# Requirements
Write out every single entry exactly.

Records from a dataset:
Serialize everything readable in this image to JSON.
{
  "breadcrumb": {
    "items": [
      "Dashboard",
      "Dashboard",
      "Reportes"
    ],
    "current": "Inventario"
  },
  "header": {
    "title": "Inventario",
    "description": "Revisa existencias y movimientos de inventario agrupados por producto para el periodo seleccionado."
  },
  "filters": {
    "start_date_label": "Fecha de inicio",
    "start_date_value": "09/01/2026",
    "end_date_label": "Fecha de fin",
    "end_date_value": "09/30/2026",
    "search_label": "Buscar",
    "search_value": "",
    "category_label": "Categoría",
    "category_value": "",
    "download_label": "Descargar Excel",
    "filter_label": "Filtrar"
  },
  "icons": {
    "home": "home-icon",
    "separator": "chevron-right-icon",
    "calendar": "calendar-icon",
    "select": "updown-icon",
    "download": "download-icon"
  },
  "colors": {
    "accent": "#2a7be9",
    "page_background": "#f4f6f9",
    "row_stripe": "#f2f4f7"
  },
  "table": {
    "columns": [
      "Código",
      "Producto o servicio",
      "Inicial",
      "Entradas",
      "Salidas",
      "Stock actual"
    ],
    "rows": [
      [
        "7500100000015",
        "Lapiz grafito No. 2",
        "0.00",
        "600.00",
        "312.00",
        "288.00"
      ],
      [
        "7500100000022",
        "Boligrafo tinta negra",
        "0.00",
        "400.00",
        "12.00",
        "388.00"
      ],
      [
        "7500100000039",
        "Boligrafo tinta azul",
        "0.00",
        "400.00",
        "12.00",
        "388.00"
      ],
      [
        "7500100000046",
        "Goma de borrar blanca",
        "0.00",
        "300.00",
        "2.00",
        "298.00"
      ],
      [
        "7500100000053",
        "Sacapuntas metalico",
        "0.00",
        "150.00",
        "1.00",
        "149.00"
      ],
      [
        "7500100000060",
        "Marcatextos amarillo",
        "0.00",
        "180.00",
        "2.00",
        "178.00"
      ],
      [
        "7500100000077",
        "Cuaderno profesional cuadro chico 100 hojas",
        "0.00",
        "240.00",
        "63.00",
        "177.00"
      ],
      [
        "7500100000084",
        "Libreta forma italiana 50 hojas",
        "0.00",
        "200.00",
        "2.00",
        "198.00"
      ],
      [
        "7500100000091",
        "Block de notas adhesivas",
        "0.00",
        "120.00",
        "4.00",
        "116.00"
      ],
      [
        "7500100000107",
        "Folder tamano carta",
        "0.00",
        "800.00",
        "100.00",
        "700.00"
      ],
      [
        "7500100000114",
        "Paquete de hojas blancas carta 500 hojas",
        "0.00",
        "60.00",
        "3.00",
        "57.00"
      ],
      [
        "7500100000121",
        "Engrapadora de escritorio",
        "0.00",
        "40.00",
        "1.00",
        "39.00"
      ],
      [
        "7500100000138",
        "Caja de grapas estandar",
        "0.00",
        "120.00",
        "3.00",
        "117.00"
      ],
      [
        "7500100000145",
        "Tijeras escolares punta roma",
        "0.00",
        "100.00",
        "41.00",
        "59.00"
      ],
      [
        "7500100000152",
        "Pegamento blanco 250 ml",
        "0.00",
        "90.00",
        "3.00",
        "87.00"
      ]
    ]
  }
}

# Reply to the task
Serialize everything readable in this image to JSON.
{
  "breadcrumb": {
    "items": [
      "Dashboard",
      "Dashboard",
      "Reportes"
    ],
    "current": "Inventario"
  },
  "header": {
    "title": "Inventario",
    "description": "Revisa existencias y movimientos de inventario agrupados por producto para el periodo seleccionado."
  },
  "filters": {
    "start_date_label": "Fecha de inicio",
    "start_date_value": "09/01/2026",
    "end_date_label": "Fecha de fin",
    "end_date_value": "09/30/2026",
    "search_label": "Buscar",
    "search_value": "",
    "category_label": "Categoría",
    "category_value": "",
    "download_label": "Descargar Excel",
    "filter_label": "Filtrar"
  },
  "icons": {
    "home": "home-icon",
    "separator": "chevron-right-icon",
    "calendar": "calendar-icon",
    "select": "updown-icon",
    "download": "download-icon"
  },
  "colors": {
    "accent": "#2a7be9",
    "page_background": "#f4f6f9",
    "row_stripe": "#f2f4f7"
  },
  "table": {
    "columns": [
      "Código",
      "Producto o servicio",
      "Inicial",
      "Entradas",
      "Salidas",
      "Stock actual"
    ],
    "rows": [
      [
        "7500100000015",
        "Lapiz grafito No. 2",
        "0.00",
        "600.00",
        "312.00",
        "288.00"
      ],
      [
        "7500100000022",
        "Boligrafo tinta negra",
        "0.00",
        "400.00",
        "12.00",
        "388.00"
      ],
      [
        "7500100000039",
        "Boligrafo tinta azul",
        "0.00",
        "400.00",
        "12.00",
        "388.00"
      ],
      [
        "7500100000046",
        "Goma de borrar blanca",
        "0.00",
        "300.00",
        "2.00",
        "298.00"
      ],
      [
        "7500100000053",
        "Sacapuntas metalico",
        "0.00",
        "150.00",
        "1.00",
        "149.00"
      ],
      [
        "7500100000060",
        "Marcatextos amarillo",
        "0.00",
        "180.00",
        "2.00",
        "178.00"
      ],
      [
        "7500100000077",
        "Cuaderno profesional cuadro chico 100 hojas",
        "0.00",
        "240.00",
        "63.00",
        "177.00"
      ],
      [
        "7500100000084",
        "Libreta forma italiana 50 hojas",
        "0.00",
        "200.00",
        "2.00",
        "198.00"
      ],
      [
        "7500100000091",
        "Block de notas adhesivas",
        "0.00",
        "120.00",
        "4.00",
        "116.00"
      ],
      [
        "7500100000107",
        "Folder tamano carta",
        "0.00",
        "800.00",
        "100.00",
        "700.00"
      ],
      [
        "7500100000114",
        "Paquete de hojas blancas carta 500 hojas",
        "0.00",
        "60.00",
        "3.00",
        "57.00"
      ],
      [
        "7500100000121",
        "Engrapadora de escritorio",
        "0.00",
        "40.00",
        "1.00",
        "39.00"
      ],
      [
        "7500100000138",
        "Caja de grapas estandar",
        "0.00",
        "120.00",
        "3.00",
        "117.00"
      ],
      [
        "7500100000145",
        "Tijeras escolares punta roma",
        "0.00",
        "100.00",
        "41.00",
        "59.00"
      ],
      [
        "7500100000152",
        "Pegamento blanco 250 ml",
        "0.00",
        "90.00",
        "3.00",
        "87.00"
      ]
    ]
  }
}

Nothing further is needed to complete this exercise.